Dataset records:
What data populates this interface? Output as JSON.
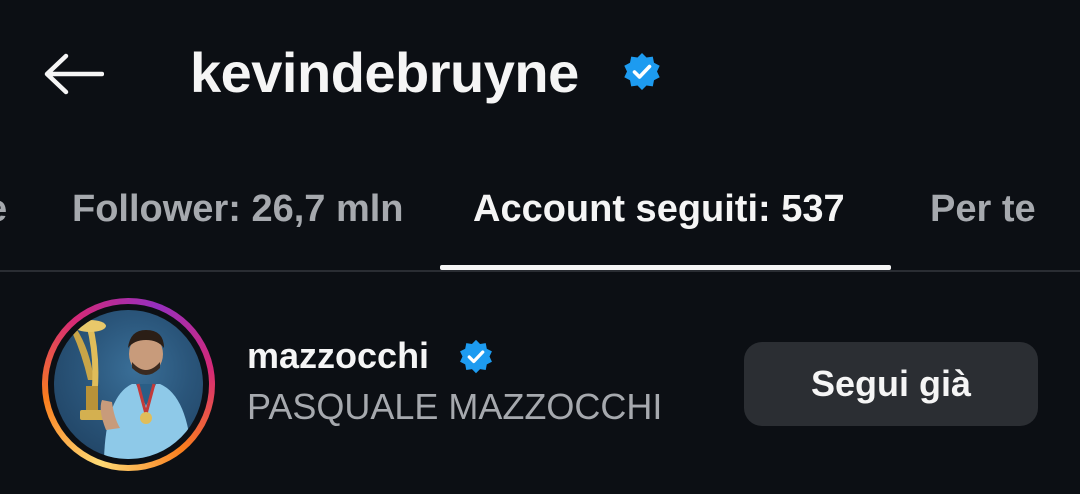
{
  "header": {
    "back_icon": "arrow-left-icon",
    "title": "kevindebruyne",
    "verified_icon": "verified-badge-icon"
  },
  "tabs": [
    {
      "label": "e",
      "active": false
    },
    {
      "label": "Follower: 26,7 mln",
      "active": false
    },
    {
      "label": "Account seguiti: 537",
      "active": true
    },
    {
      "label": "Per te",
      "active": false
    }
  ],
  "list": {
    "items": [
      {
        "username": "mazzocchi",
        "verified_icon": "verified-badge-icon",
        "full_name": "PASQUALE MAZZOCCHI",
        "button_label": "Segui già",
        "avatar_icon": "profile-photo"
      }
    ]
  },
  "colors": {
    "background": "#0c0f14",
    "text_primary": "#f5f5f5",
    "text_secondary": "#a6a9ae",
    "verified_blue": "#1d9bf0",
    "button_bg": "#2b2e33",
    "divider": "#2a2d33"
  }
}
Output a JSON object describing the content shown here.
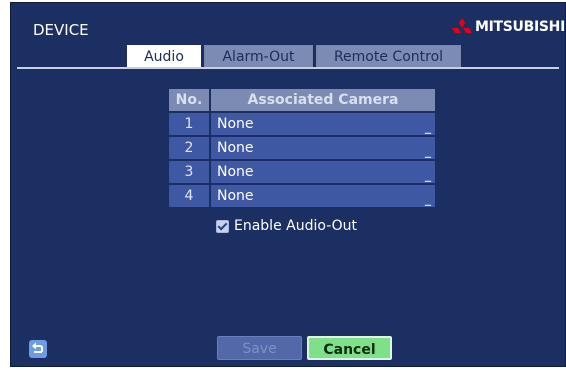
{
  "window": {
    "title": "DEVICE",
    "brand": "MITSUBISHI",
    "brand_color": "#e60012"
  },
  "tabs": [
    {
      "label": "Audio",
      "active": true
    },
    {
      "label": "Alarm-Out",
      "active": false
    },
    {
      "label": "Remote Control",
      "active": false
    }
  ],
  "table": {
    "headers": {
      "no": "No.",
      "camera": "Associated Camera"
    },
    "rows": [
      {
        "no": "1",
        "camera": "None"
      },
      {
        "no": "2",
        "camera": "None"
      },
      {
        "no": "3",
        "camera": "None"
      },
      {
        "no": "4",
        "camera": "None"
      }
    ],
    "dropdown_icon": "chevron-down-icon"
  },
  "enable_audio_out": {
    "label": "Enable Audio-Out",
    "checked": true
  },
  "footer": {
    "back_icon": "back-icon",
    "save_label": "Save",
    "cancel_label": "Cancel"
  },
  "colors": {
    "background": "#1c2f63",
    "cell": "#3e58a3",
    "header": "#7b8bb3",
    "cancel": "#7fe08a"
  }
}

---

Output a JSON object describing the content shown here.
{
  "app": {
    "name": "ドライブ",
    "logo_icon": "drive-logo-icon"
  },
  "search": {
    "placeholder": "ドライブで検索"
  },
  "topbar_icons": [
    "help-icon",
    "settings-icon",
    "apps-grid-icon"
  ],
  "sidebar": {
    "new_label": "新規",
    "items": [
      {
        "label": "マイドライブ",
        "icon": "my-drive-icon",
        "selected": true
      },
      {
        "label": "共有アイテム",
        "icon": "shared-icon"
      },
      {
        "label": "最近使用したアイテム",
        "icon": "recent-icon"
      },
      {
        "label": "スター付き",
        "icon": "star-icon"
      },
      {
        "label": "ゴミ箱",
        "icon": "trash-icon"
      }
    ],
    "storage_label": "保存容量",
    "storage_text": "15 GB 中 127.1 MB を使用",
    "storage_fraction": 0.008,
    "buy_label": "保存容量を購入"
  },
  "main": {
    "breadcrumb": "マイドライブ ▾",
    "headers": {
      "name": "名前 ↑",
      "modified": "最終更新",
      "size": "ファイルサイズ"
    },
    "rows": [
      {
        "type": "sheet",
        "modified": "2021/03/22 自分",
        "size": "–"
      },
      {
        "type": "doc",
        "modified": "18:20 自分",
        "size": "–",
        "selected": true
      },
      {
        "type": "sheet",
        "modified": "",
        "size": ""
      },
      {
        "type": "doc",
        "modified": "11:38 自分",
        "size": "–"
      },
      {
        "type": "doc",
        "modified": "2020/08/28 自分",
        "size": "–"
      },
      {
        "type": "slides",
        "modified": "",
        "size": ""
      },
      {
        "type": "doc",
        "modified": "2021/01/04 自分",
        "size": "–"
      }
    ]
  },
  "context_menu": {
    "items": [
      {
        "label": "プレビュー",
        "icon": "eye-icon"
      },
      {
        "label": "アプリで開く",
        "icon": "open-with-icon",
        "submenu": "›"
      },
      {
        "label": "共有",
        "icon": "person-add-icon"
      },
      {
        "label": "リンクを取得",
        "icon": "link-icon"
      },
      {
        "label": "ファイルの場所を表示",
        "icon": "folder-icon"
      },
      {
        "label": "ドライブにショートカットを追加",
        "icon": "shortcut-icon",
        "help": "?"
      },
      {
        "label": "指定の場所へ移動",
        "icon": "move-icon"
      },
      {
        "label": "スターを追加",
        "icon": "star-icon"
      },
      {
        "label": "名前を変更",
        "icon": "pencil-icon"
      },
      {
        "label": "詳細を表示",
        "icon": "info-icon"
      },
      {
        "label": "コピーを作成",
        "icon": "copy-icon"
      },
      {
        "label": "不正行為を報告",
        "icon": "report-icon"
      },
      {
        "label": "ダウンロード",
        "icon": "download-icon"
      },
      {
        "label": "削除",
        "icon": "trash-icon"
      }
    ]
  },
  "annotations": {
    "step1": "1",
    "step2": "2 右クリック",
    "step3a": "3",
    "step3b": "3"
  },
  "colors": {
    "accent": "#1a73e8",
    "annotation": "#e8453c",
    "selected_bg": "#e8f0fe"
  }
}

What the task requires:
Copy each line that contains the word "modified".

Result for this task:
      "modified": "最終更新",
        "modified": "2021/03/22 自分",
        "modified": "18:20 自分",
        "modified": "",
        "modified": "11:38 自分",
        "modified": "2020/08/28 自分",
        "modified": "",
        "modified": "2021/01/04 自分",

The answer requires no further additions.